Exercise prompt:
Filter these entries, keeping only lines that hold the word "一般会計".

[Data entries for graphics]
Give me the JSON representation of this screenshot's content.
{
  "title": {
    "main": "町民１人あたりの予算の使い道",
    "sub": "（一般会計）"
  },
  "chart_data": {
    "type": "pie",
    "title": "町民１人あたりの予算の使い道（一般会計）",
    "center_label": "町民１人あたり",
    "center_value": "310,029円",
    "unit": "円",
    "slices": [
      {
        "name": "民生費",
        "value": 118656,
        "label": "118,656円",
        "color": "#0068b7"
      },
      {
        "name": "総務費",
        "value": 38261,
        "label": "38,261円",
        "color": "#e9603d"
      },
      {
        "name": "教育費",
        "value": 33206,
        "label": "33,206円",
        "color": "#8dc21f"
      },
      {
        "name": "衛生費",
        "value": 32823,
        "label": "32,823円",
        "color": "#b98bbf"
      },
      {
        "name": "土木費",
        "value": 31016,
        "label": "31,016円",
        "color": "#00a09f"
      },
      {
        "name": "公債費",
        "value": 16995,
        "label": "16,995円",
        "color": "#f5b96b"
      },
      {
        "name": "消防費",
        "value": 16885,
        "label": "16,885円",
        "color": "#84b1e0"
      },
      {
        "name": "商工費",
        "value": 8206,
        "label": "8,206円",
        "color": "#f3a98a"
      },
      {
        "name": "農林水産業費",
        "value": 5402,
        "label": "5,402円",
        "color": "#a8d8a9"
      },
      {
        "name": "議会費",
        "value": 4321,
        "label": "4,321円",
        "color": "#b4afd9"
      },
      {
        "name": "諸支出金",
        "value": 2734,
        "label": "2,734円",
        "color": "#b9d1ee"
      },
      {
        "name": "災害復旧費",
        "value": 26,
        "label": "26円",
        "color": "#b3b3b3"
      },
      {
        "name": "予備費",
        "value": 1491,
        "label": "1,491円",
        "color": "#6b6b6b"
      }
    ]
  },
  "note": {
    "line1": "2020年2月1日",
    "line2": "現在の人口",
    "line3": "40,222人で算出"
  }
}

Completed exercise:
    "sub": "（一般会計）"
    "title": "町民１人あたりの予算の使い道（一般会計）",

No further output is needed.